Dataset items
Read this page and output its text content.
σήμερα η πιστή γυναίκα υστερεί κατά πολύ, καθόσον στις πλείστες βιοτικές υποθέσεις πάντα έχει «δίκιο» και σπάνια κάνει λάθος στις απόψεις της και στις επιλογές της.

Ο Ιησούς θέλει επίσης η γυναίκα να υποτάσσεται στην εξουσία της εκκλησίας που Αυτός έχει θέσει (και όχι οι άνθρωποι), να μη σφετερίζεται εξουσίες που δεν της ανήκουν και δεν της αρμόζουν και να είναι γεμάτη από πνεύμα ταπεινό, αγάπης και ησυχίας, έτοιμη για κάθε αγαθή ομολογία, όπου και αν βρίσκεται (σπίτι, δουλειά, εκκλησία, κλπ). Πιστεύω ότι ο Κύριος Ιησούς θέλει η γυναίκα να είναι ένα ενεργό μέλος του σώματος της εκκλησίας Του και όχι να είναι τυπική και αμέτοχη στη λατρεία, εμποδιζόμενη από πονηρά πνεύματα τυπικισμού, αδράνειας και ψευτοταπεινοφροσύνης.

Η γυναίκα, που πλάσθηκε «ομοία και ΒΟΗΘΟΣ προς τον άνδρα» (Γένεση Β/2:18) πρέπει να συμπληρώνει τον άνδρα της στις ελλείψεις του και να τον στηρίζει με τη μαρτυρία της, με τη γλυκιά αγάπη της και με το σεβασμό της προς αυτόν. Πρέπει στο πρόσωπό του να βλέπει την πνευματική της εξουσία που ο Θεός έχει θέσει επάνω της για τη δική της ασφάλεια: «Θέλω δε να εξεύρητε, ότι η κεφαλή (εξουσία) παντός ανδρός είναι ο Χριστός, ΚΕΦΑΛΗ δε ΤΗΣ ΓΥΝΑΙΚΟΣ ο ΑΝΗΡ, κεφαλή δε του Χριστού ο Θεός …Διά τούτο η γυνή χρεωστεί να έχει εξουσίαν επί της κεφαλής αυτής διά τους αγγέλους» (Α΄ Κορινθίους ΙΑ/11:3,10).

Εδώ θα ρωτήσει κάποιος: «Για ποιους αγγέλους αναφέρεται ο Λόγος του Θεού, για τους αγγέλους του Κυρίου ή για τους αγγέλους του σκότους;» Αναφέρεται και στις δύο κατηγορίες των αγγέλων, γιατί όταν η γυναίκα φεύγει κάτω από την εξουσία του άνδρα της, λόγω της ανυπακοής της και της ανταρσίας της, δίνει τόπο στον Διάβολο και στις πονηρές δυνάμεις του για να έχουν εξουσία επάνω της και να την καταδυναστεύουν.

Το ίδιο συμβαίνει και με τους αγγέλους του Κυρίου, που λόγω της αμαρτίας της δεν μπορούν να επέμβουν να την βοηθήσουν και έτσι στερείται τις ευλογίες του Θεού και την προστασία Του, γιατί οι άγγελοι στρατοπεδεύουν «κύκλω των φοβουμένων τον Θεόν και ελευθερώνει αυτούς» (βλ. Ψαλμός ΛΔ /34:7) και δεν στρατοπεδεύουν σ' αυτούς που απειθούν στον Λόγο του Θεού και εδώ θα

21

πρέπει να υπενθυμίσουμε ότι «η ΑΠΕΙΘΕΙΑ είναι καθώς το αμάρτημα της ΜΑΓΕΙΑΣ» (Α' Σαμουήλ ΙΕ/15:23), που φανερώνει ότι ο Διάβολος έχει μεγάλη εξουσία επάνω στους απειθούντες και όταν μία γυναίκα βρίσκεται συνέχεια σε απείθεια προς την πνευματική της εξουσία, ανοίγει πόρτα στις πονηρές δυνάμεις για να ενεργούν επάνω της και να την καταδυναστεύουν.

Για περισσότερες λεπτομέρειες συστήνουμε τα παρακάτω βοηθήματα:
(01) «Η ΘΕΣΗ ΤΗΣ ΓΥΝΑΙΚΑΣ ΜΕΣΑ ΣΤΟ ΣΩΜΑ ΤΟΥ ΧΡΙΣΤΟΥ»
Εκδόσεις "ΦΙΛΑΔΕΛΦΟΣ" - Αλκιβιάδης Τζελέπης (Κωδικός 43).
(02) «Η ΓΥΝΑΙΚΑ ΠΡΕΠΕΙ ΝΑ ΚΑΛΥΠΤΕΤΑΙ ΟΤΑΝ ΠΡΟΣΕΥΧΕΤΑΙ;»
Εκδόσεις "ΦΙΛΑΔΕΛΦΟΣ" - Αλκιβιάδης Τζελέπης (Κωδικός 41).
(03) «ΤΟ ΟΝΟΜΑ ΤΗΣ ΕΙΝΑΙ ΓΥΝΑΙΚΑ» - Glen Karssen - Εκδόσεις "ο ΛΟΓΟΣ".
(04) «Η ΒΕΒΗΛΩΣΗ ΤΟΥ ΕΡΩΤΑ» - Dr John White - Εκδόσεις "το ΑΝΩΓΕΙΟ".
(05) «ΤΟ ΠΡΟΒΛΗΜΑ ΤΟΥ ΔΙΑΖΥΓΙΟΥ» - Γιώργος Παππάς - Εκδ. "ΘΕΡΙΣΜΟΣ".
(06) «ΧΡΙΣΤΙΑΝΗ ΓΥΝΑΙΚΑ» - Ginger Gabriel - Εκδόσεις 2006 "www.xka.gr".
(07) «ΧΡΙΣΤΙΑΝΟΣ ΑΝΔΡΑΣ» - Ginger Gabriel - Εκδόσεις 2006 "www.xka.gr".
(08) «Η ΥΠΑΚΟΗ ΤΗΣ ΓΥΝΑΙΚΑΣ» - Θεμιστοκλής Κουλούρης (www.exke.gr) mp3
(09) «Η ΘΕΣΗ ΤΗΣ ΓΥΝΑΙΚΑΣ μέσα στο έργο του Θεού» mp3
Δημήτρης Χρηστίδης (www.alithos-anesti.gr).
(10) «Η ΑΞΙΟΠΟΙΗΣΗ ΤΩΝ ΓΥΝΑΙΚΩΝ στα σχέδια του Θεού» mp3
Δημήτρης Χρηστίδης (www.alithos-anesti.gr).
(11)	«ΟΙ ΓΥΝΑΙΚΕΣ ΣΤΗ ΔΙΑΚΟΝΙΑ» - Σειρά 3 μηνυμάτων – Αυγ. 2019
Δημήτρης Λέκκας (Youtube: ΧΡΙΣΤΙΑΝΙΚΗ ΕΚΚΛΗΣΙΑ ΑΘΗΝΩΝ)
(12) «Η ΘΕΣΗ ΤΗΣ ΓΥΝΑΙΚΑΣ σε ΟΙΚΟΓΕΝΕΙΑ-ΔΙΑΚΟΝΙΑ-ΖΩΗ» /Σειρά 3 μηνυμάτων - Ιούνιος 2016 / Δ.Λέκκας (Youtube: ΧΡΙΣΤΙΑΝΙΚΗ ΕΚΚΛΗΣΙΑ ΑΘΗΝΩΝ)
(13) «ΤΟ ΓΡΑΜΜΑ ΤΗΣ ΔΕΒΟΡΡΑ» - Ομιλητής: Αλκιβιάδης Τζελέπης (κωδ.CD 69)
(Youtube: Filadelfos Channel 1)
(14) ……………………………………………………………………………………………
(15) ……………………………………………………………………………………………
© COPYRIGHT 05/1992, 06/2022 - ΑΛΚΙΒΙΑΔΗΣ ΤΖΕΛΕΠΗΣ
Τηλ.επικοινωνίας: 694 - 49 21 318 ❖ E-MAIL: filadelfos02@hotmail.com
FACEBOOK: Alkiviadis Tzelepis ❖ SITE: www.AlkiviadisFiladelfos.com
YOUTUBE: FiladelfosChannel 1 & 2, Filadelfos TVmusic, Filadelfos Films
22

### Request
In the data above, tally the lines holding "Λέκκας" and answer with the figure only.

### Complete answer
2